=== Exercise task ===
Extract every line from the records below that contains the word "JSON".

=== Working data ===
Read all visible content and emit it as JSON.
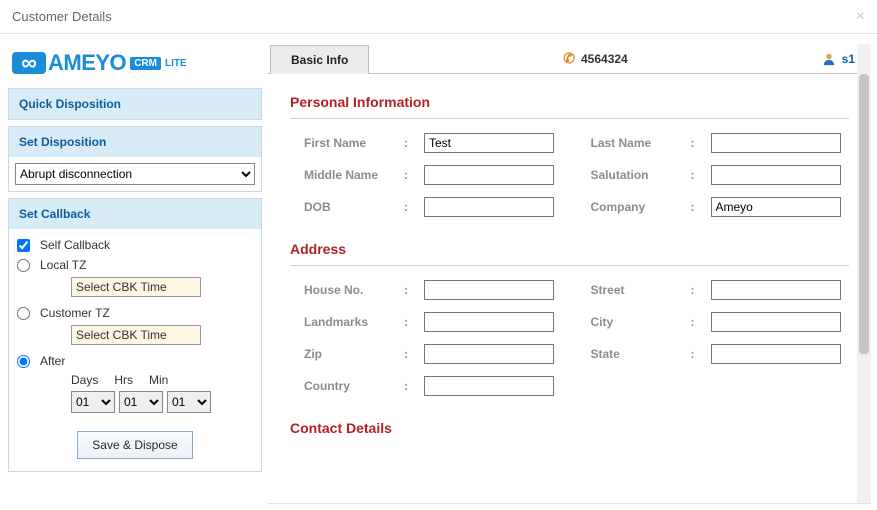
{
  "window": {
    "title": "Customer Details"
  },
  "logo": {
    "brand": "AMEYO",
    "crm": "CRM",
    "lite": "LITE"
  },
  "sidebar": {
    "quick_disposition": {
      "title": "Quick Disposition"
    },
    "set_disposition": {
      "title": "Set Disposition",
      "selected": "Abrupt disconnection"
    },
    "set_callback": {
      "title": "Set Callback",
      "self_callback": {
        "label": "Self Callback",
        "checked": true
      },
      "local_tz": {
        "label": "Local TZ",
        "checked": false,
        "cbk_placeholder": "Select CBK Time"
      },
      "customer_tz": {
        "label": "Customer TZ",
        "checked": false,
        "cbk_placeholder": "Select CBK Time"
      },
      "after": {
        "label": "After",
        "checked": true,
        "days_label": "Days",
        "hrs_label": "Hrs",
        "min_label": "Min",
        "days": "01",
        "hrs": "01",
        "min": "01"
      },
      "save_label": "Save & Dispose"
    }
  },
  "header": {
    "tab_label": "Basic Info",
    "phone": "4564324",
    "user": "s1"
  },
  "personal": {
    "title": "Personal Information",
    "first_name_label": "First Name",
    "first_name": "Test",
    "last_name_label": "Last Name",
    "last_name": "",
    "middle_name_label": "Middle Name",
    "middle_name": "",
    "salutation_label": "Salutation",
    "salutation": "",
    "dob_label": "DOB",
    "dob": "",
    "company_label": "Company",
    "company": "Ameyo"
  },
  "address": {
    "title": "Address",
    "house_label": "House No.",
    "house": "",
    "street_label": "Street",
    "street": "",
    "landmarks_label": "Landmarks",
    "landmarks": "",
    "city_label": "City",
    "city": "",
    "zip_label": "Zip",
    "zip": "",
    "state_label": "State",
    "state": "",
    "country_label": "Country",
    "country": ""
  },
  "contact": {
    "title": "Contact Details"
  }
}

...

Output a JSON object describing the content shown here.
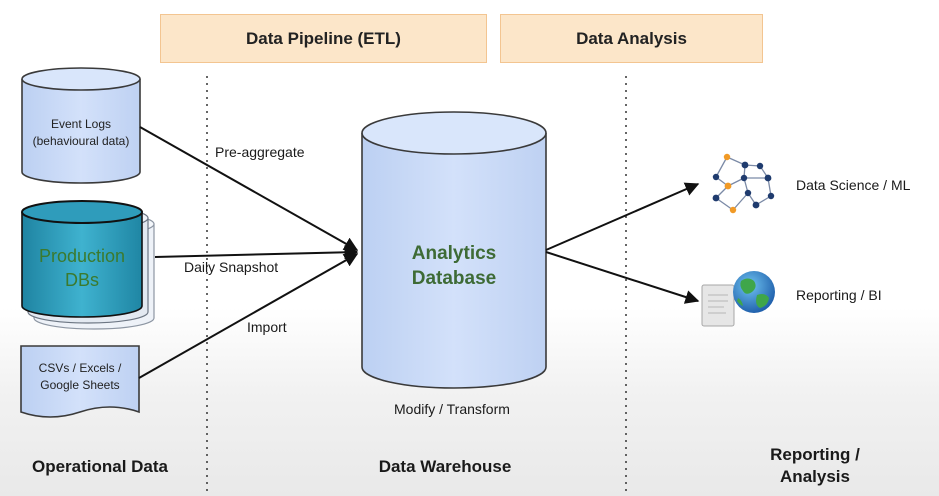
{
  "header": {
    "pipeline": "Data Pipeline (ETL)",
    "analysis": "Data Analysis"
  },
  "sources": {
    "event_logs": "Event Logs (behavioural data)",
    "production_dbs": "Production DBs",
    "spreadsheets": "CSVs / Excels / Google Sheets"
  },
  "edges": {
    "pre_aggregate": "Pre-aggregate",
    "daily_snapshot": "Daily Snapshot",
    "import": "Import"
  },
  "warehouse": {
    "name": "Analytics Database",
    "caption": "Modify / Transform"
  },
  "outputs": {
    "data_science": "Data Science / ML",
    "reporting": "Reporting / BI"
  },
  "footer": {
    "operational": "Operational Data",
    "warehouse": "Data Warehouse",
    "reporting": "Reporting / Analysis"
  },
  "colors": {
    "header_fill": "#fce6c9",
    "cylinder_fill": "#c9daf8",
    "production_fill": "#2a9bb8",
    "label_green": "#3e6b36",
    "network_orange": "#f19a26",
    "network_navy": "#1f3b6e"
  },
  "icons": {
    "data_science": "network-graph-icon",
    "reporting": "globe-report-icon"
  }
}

=== Answer to the problem ===
Read all visible content and emit it as JSON.
Output a JSON object describing the content shown here.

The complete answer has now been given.